------ EXTRACTED DATA
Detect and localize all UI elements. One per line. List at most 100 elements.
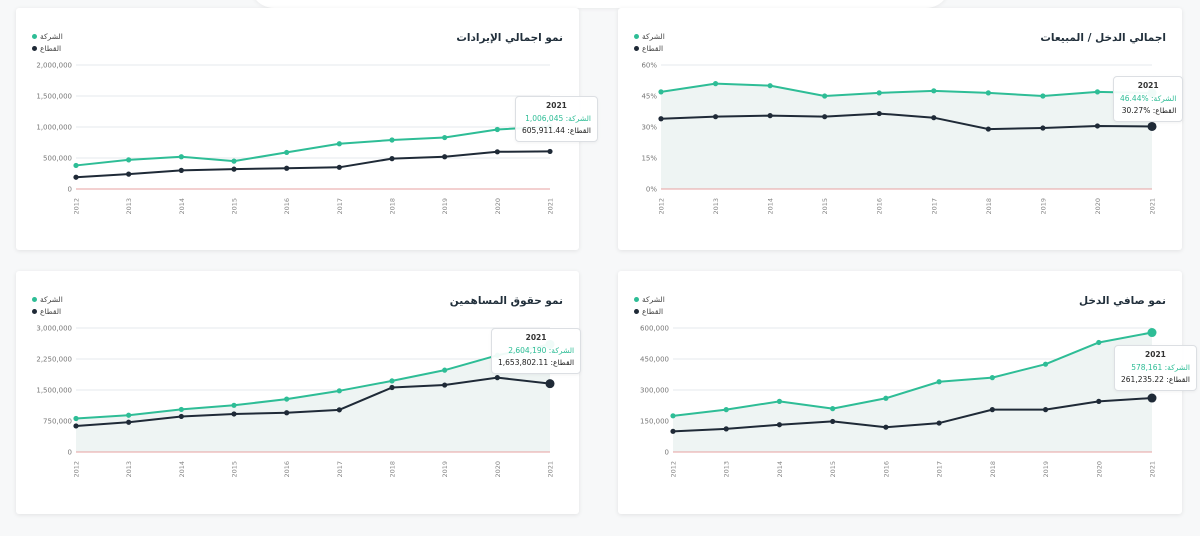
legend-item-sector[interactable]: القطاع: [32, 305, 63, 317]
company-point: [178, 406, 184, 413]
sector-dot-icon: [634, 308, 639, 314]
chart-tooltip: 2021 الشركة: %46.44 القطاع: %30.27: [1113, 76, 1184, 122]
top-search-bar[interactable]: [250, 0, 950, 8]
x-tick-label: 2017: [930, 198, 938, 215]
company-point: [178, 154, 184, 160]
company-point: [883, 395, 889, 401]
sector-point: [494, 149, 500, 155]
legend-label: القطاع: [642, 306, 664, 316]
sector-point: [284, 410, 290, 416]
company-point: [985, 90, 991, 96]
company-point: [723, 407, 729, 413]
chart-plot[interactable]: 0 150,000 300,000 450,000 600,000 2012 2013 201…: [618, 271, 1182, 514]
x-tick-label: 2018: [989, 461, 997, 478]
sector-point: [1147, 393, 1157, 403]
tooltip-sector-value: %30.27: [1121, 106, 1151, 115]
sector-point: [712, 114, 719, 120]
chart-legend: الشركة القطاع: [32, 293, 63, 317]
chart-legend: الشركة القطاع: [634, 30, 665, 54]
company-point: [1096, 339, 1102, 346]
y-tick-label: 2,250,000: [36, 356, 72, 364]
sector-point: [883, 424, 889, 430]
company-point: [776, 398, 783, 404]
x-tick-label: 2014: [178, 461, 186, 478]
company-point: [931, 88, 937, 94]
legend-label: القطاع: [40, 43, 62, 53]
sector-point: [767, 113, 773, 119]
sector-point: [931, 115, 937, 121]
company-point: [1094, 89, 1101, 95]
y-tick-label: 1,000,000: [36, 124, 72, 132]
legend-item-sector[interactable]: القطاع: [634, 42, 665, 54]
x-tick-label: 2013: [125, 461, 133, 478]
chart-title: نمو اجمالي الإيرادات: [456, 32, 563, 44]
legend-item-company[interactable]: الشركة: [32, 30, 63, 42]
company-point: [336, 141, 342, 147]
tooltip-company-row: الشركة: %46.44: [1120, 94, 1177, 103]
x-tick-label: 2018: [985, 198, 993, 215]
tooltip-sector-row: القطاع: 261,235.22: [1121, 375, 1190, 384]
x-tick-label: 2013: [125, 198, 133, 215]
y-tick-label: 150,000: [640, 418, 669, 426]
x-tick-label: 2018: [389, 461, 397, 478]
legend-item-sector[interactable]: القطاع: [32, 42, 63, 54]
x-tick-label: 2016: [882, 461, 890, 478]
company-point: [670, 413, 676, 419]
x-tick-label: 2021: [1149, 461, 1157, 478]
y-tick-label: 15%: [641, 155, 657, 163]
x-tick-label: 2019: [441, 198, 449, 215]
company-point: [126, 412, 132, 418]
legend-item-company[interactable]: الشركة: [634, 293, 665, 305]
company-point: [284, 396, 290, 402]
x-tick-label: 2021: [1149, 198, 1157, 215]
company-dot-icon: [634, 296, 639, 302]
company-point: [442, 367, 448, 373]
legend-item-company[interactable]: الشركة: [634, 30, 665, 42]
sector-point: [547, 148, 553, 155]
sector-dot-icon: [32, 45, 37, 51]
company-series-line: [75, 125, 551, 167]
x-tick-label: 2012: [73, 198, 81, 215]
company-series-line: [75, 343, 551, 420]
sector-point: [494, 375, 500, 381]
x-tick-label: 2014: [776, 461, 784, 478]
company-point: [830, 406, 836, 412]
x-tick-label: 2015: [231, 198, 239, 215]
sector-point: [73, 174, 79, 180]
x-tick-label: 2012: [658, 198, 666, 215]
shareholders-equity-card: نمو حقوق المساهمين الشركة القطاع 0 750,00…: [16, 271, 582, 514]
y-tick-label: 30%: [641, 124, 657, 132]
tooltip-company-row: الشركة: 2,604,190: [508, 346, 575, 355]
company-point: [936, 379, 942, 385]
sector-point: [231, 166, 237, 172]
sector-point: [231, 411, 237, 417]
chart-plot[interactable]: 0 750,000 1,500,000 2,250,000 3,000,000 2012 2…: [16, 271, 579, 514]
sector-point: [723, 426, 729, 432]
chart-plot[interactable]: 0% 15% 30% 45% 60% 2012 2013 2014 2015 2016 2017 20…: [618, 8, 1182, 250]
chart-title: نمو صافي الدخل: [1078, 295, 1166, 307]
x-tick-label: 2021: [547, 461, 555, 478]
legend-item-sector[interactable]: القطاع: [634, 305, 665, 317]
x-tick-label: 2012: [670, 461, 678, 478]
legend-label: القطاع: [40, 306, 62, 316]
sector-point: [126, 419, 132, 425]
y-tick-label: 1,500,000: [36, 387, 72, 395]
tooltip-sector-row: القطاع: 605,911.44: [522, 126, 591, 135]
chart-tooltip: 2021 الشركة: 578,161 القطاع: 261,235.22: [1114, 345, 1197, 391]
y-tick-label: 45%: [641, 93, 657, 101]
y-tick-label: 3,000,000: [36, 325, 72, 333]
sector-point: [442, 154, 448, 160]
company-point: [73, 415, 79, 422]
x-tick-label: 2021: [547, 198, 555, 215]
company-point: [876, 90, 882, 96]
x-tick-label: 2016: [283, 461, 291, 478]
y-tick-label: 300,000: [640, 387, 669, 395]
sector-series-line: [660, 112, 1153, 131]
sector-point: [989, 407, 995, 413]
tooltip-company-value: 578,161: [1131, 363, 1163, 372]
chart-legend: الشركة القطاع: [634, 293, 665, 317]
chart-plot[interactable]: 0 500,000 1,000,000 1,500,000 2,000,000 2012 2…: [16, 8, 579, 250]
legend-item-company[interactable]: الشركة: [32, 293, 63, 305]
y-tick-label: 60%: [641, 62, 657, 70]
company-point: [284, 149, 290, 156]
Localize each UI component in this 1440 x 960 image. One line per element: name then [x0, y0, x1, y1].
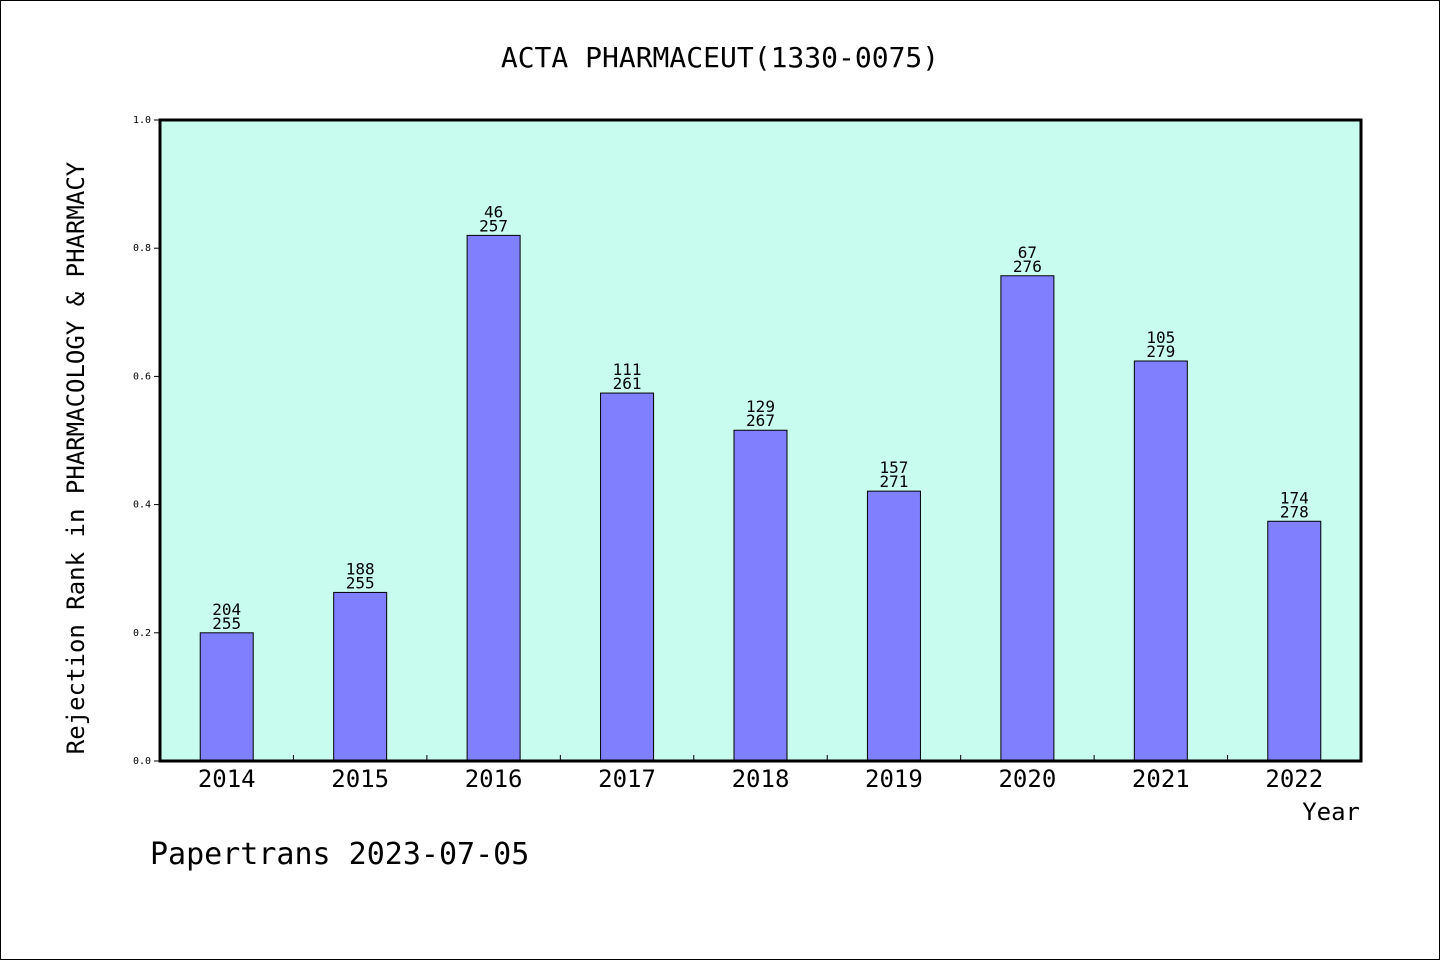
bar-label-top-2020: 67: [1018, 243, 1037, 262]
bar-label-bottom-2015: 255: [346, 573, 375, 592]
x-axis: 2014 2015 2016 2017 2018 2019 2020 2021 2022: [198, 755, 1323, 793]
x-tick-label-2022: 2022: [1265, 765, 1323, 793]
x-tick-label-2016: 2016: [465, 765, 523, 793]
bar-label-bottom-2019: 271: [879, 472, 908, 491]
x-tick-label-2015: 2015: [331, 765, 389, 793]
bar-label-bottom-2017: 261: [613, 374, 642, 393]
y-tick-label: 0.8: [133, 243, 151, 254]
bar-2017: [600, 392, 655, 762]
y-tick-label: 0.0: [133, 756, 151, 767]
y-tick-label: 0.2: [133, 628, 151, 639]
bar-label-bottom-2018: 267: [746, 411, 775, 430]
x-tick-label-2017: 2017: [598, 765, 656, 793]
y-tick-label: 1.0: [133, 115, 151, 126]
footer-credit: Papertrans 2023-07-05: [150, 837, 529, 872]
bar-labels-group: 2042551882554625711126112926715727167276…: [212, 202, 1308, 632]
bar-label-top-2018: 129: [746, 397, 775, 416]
------------
> **SHORT TASK**:
Copy down all of these entries line for line, leaving out the pictures.

> **FINAL ANSWER**:
Detect and localize all UI elements. One per line. List at most 100 elements.
legend-item-sector[interactable]: القطاع: [32, 305, 63, 317]
company-point: [178, 406, 184, 413]
sector-dot-icon: [634, 308, 639, 314]
chart-tooltip: 2021 الشركة: %46.44 القطاع: %30.27: [1113, 76, 1184, 122]
top-search-bar[interactable]: [250, 0, 950, 8]
x-tick-label: 2017: [930, 198, 938, 215]
company-point: [178, 154, 184, 160]
company-point: [883, 395, 889, 401]
sector-point: [494, 149, 500, 155]
legend-label: القطاع: [642, 306, 664, 316]
sector-point: [284, 410, 290, 416]
company-point: [985, 90, 991, 96]
company-point: [723, 407, 729, 413]
chart-plot[interactable]: 0 150,000 300,000 450,000 600,000 2012 2013 201…: [618, 271, 1182, 514]
x-tick-label: 2018: [989, 461, 997, 478]
sector-point: [1147, 393, 1157, 403]
tooltip-sector-value: %30.27: [1121, 106, 1151, 115]
sector-point: [712, 114, 719, 120]
chart-legend: الشركة القطاع: [32, 293, 63, 317]
chart-legend: الشركة القطاع: [634, 30, 665, 54]
company-point: [1096, 339, 1102, 346]
y-tick-label: 2,250,000: [36, 356, 72, 364]
sector-point: [883, 424, 889, 430]
company-point: [776, 398, 783, 404]
x-tick-label: 2014: [178, 461, 186, 478]
company-point: [931, 88, 937, 94]
legend-label: القطاع: [40, 43, 62, 53]
sector-point: [767, 113, 773, 119]
sector-point: [931, 115, 937, 121]
company-point: [1094, 89, 1101, 95]
y-tick-label: 1,000,000: [36, 124, 72, 132]
legend-item-sector[interactable]: القطاع: [634, 42, 665, 54]
x-tick-label: 2013: [125, 461, 133, 478]
chart-title: نمو اجمالي الإيرادات: [456, 32, 563, 44]
legend-item-company[interactable]: الشركة: [32, 30, 63, 42]
company-point: [336, 141, 342, 147]
tooltip-company-row: الشركة: %46.44: [1120, 94, 1177, 103]
x-tick-label: 2018: [985, 198, 993, 215]
tooltip-sector-row: القطاع: 261,235.22: [1121, 375, 1190, 384]
x-tick-label: 2013: [125, 198, 133, 215]
y-tick-label: 150,000: [640, 418, 669, 426]
x-tick-label: 2018: [389, 461, 397, 478]
legend-item-sector[interactable]: القطاع: [32, 42, 63, 54]
x-tick-label: 2016: [882, 461, 890, 478]
company-point: [670, 413, 676, 419]
x-tick-label: 2021: [1149, 461, 1157, 478]
y-tick-label: 15%: [641, 155, 657, 163]
x-tick-label: 2019: [441, 198, 449, 215]
company-point: [126, 412, 132, 418]
legend-item-company[interactable]: الشركة: [634, 293, 665, 305]
company-point: [284, 396, 290, 402]
x-tick-label: 2021: [1149, 198, 1157, 215]
company-dot-icon: [634, 296, 639, 302]
company-point: [442, 367, 448, 373]
legend-item-company[interactable]: الشركة: [634, 30, 665, 42]
sector-point: [547, 148, 553, 155]
sector-dot-icon: [32, 45, 37, 51]
company-series-line: [75, 125, 551, 167]
x-tick-label: 2012: [73, 198, 81, 215]
company-series-line: [75, 343, 551, 420]
sector-point: [494, 375, 500, 381]
x-tick-label: 2014: [776, 461, 784, 478]
company-point: [830, 406, 836, 412]
x-tick-label: 2015: [231, 198, 239, 215]
sector-point: [73, 174, 79, 180]
x-tick-label: 2012: [658, 198, 666, 215]
shareholders-equity-card: نمو حقوق المساهمين الشركة القطاع 0 750,00…: [16, 271, 582, 514]
y-tick-label: 30%: [641, 124, 657, 132]
tooltip-company-row: الشركة: 2,604,190: [508, 346, 575, 355]
company-point: [936, 379, 942, 385]
sector-point: [231, 166, 237, 172]
sector-point: [231, 411, 237, 417]
chart-plot[interactable]: 0 750,000 1,500,000 2,250,000 3,000,000 2012 2…: [16, 271, 579, 514]
sector-point: [723, 426, 729, 432]
chart-plot[interactable]: 0% 15% 30% 45% 60% 2012 2013 2014 2015 2016 2017 20…: [618, 8, 1182, 250]
chart-title: نمو صافي الدخل: [1078, 295, 1166, 307]
x-tick-label: 2021: [547, 461, 555, 478]
legend-item-sector[interactable]: القطاع: [634, 305, 665, 317]
x-tick-label: 2012: [670, 461, 678, 478]
legend-label: القطاع: [40, 306, 62, 316]
sector-point: [126, 419, 132, 425]
y-tick-label: 1,500,000: [36, 387, 72, 395]
tooltip-sector-row: القطاع: 605,911.44: [522, 126, 591, 135]
chart-tooltip: 2021 الشركة: 578,161 القطاع: 261,235.22: [1114, 345, 1197, 391]
y-tick-label: 45%: [641, 93, 657, 101]
y-tick-label: 3,000,000: [36, 325, 72, 333]
sector-point: [442, 154, 448, 160]
company-point: [73, 415, 79, 422]
x-tick-label: 2021: [547, 198, 555, 215]
company-point: [876, 90, 882, 96]
x-tick-label: 2016: [283, 461, 291, 478]
y-tick-label: 300,000: [640, 387, 669, 395]
sector-series-line: [660, 112, 1153, 131]
sector-point: [989, 407, 995, 413]
tooltip-company-value: 578,161: [1131, 363, 1163, 372]
chart-legend: الشركة القطاع: [634, 293, 665, 317]
chart-plot[interactable]: 0 500,000 1,000,000 1,500,000 2,000,000 2012 2…: [16, 8, 579, 250]
legend-item-company[interactable]: الشركة: [32, 293, 63, 305]
y-tick-label: 60%: [641, 62, 657, 70]
company-point: [284, 149, 290, 156]
Localize each UI component in this 1440 x 960 image. One line per element: name then [x0, y0, x1, y1].
bar-label-top-2020: 67: [1018, 243, 1037, 262]
bar-label-bottom-2015: 255: [346, 573, 375, 592]
x-axis: 2014 2015 2016 2017 2018 2019 2020 2021 2022: [198, 755, 1323, 793]
x-tick-label-2022: 2022: [1265, 765, 1323, 793]
x-tick-label-2016: 2016: [465, 765, 523, 793]
bar-label-bottom-2019: 271: [879, 472, 908, 491]
x-tick-label-2015: 2015: [331, 765, 389, 793]
bar-label-bottom-2017: 261: [613, 374, 642, 393]
y-tick-label: 0.8: [133, 243, 151, 254]
bar-2017: [600, 392, 655, 762]
y-tick-label: 0.0: [133, 756, 151, 767]
y-tick-label: 0.2: [133, 628, 151, 639]
bar-label-bottom-2018: 267: [746, 411, 775, 430]
x-tick-label-2017: 2017: [598, 765, 656, 793]
y-tick-label: 1.0: [133, 115, 151, 126]
footer-credit: Papertrans 2023-07-05: [150, 837, 529, 872]
bar-labels-group: 2042551882554625711126112926715727167276…: [212, 202, 1308, 632]
bar-label-top-2018: 129: [746, 397, 775, 416]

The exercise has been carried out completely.